◆ **Exercise description**:
Find the word "Products" in the records below. List each line containing it.
-------- Material provided --------
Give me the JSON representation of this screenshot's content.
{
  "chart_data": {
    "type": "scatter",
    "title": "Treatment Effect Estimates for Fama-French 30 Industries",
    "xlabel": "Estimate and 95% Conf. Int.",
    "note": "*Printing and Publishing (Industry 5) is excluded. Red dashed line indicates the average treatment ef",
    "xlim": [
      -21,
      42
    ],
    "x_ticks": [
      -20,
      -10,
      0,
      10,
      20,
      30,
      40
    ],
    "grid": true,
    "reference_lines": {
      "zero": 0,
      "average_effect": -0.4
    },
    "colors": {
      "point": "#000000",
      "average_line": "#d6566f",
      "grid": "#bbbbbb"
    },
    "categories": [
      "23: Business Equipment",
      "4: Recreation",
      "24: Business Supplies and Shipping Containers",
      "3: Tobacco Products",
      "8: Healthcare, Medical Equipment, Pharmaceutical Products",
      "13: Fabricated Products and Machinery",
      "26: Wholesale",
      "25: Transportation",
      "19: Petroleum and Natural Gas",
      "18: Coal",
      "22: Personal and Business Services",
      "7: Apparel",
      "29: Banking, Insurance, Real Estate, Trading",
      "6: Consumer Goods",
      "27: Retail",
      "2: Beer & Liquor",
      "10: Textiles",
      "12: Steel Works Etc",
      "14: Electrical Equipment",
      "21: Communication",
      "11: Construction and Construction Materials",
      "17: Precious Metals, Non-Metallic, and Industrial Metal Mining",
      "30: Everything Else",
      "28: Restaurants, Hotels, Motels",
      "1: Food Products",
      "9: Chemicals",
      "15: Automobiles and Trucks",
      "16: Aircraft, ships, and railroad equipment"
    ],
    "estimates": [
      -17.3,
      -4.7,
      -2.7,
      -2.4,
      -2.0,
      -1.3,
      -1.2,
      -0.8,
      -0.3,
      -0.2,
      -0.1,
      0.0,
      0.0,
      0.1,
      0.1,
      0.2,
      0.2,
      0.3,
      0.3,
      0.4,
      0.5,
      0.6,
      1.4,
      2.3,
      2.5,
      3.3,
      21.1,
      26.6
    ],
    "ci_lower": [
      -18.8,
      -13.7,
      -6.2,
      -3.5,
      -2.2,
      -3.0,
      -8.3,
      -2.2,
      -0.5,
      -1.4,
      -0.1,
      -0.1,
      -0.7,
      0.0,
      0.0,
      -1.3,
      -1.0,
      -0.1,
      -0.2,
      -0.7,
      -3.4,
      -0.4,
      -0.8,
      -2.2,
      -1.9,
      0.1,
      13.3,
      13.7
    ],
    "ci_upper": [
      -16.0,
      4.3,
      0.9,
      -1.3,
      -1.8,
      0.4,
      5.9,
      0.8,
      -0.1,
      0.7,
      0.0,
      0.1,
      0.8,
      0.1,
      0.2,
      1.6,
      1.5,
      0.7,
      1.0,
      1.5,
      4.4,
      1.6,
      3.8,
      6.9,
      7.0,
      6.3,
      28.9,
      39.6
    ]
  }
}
--------
◆ **Task result**:
      "3: Tobacco Products",
      "8: Healthcare, Medical Equipment, Pharmaceutical Products",
      "13: Fabricated Products and Machinery",
      "1: Food Products",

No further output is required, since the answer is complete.